### What to produce
Can you reproduce the data below word for word, omitting the pictures?

** Start of Exercise inputs **

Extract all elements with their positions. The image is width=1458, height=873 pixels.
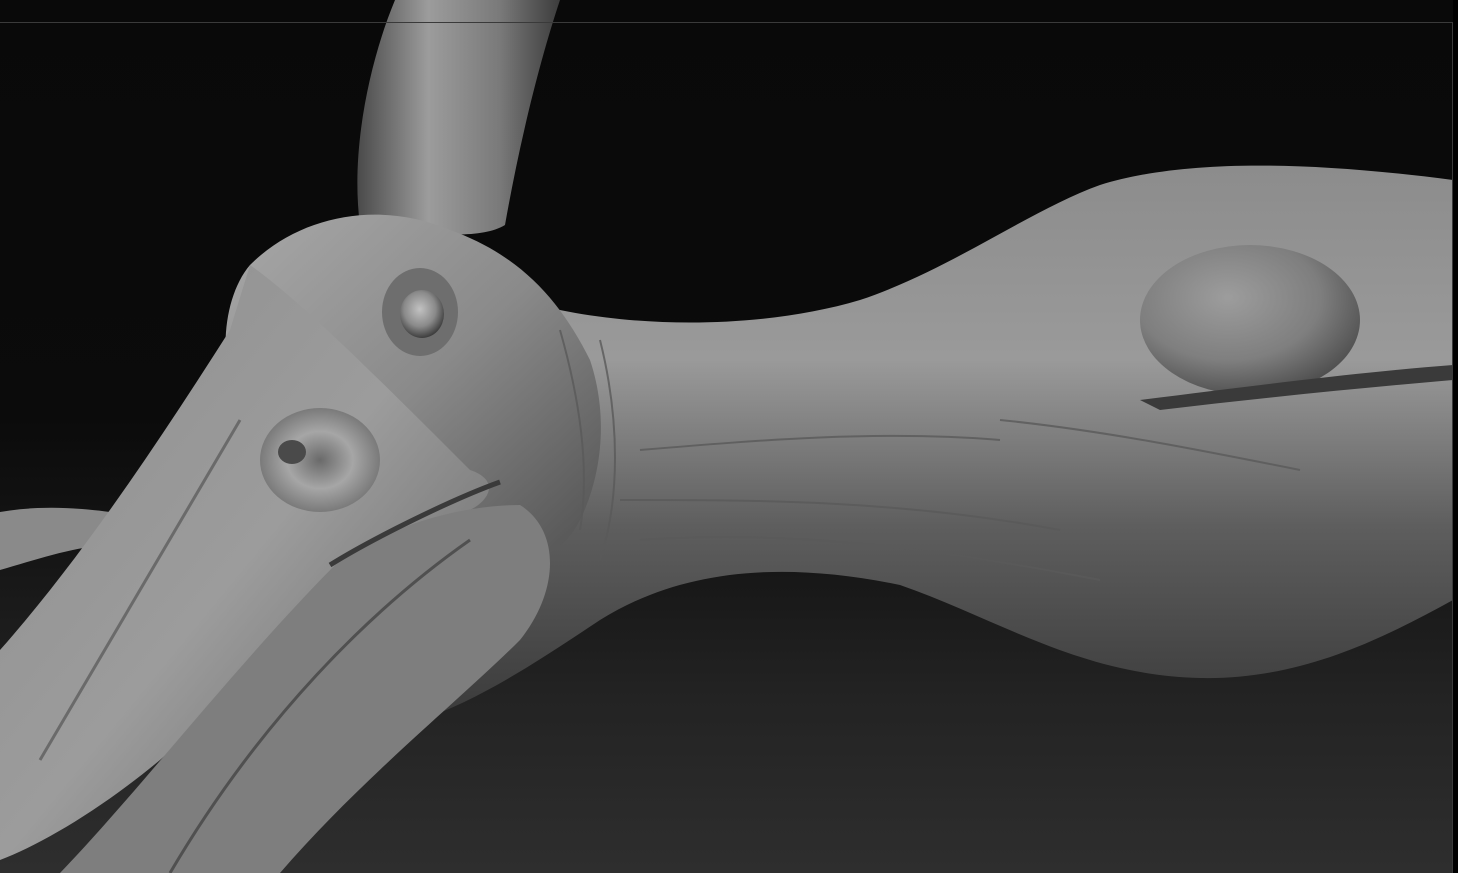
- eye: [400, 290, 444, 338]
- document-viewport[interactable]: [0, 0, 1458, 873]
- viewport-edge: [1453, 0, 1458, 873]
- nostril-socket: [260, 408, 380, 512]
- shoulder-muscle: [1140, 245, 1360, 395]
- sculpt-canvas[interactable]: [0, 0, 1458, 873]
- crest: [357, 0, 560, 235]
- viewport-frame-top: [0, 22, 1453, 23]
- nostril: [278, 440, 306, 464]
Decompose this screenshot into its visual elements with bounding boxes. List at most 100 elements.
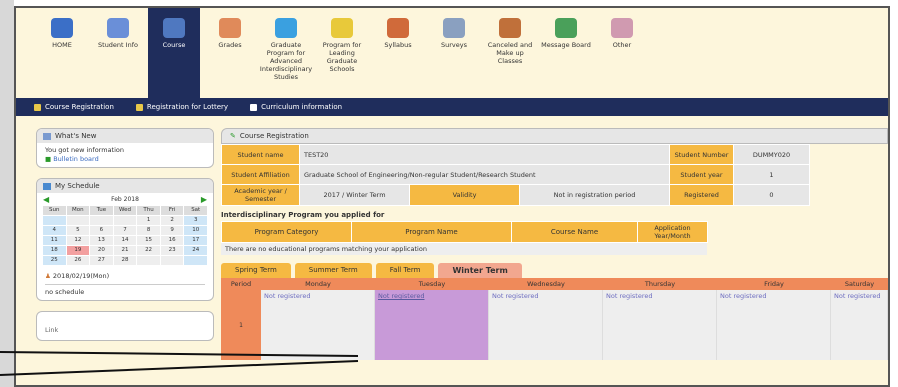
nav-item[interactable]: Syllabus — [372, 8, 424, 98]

** End of Exercise inputs **

### Solution to the exercise
Extract all elements with their positions. The image is width=1458, height=873 pixels.
- eye: [400, 290, 444, 338]
- document-viewport[interactable]: [0, 0, 1458, 873]
- viewport-edge: [1453, 0, 1458, 873]
- nostril-socket: [260, 408, 380, 512]
- shoulder-muscle: [1140, 245, 1360, 395]
- sculpt-canvas[interactable]: [0, 0, 1458, 873]
- crest: [357, 0, 560, 235]
- viewport-frame-top: [0, 22, 1453, 23]
- nostril: [278, 440, 306, 464]
Decompose this screenshot into its visual elements with bounding boxes. List at most 100 elements.
nav-item[interactable]: Syllabus — [372, 8, 424, 98]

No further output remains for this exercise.